Task requirements: Wherever the string "本大题共" appears in the listing, copy that line.

Source material:
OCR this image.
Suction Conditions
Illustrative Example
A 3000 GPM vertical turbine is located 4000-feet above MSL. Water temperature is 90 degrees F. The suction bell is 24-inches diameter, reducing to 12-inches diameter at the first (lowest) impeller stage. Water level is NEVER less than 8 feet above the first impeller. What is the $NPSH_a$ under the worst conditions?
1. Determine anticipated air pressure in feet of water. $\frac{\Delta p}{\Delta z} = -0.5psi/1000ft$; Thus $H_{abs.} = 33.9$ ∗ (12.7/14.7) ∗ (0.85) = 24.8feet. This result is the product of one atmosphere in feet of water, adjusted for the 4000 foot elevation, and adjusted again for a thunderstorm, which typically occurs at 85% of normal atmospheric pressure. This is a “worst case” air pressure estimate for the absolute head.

...

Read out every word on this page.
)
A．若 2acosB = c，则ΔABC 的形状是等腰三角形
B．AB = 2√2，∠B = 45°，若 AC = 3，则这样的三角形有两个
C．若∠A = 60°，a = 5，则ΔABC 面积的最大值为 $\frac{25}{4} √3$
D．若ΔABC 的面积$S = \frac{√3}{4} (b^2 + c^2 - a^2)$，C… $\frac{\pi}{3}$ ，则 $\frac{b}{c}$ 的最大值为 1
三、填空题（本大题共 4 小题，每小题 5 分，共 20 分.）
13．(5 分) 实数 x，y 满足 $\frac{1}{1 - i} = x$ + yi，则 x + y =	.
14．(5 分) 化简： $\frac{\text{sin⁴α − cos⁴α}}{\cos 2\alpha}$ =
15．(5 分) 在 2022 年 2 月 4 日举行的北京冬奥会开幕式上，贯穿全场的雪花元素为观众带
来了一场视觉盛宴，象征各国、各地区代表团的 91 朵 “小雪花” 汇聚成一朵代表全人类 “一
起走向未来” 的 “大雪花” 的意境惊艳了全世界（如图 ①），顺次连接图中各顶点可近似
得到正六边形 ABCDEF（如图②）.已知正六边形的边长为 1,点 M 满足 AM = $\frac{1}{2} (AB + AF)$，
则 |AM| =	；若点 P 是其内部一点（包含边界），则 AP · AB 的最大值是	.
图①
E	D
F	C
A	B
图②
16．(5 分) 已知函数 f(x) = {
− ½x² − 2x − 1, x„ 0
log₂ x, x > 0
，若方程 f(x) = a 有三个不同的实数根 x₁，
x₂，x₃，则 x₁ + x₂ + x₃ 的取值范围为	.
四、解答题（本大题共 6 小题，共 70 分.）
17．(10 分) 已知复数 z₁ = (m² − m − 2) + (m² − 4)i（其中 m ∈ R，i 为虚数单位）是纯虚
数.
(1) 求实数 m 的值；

---

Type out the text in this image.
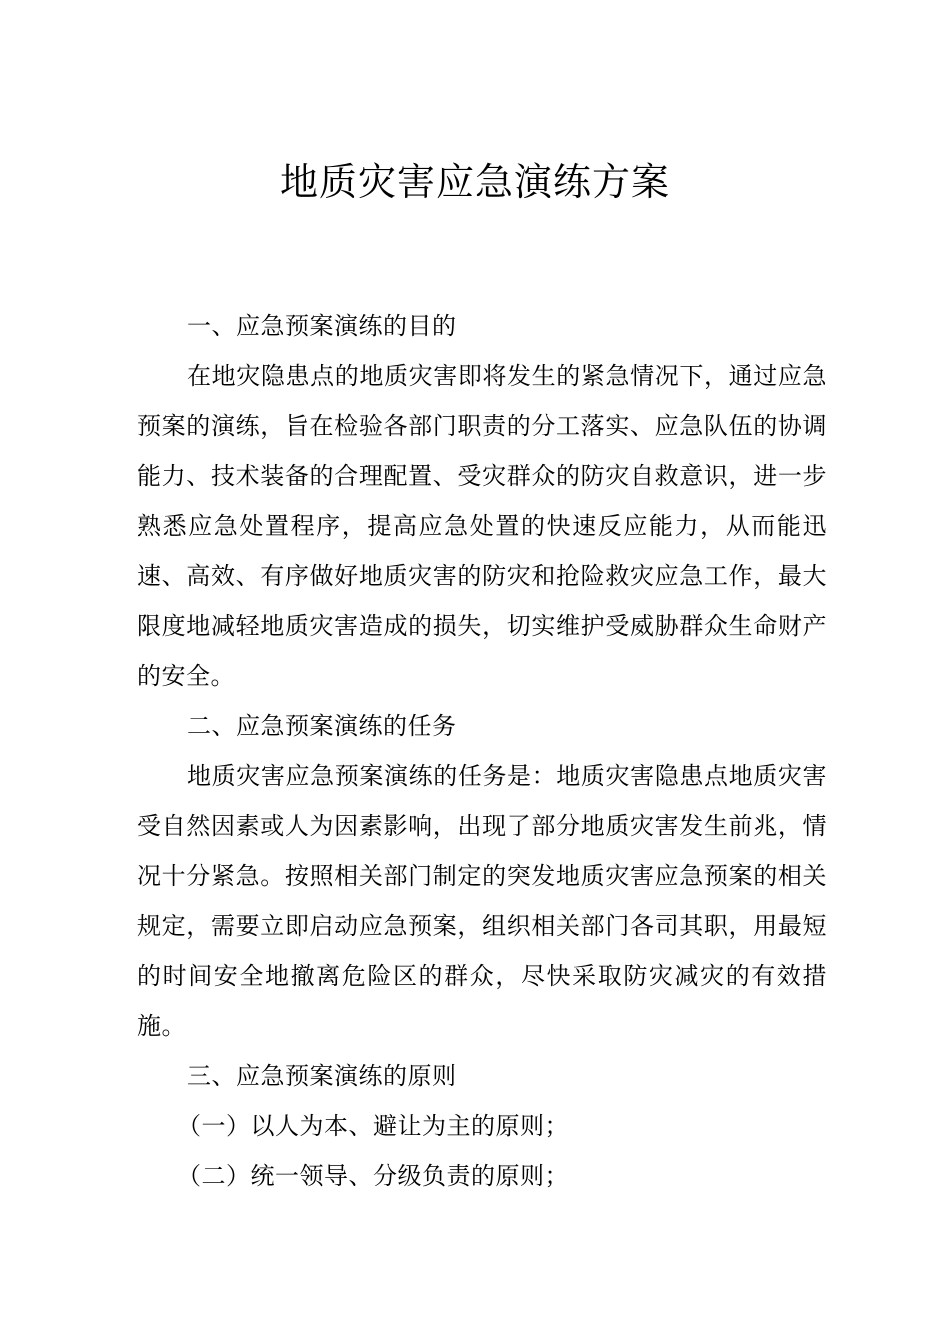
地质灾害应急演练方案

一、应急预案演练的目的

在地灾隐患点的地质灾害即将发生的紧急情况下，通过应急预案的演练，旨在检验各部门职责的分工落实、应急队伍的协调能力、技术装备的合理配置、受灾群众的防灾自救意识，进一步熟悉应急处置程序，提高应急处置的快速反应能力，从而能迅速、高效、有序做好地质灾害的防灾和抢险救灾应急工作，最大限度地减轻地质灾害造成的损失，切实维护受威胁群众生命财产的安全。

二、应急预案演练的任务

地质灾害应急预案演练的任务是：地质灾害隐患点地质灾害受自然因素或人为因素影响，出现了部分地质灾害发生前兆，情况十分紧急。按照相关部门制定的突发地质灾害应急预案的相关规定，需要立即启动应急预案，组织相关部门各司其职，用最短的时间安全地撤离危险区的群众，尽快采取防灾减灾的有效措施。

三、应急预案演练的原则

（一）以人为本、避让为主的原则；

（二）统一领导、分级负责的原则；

Output of the task:
三、填空题（本大题共 4 小题，每小题 5 分，共 20 分.）
四、解答题（本大题共 6 小题，共 70 分.）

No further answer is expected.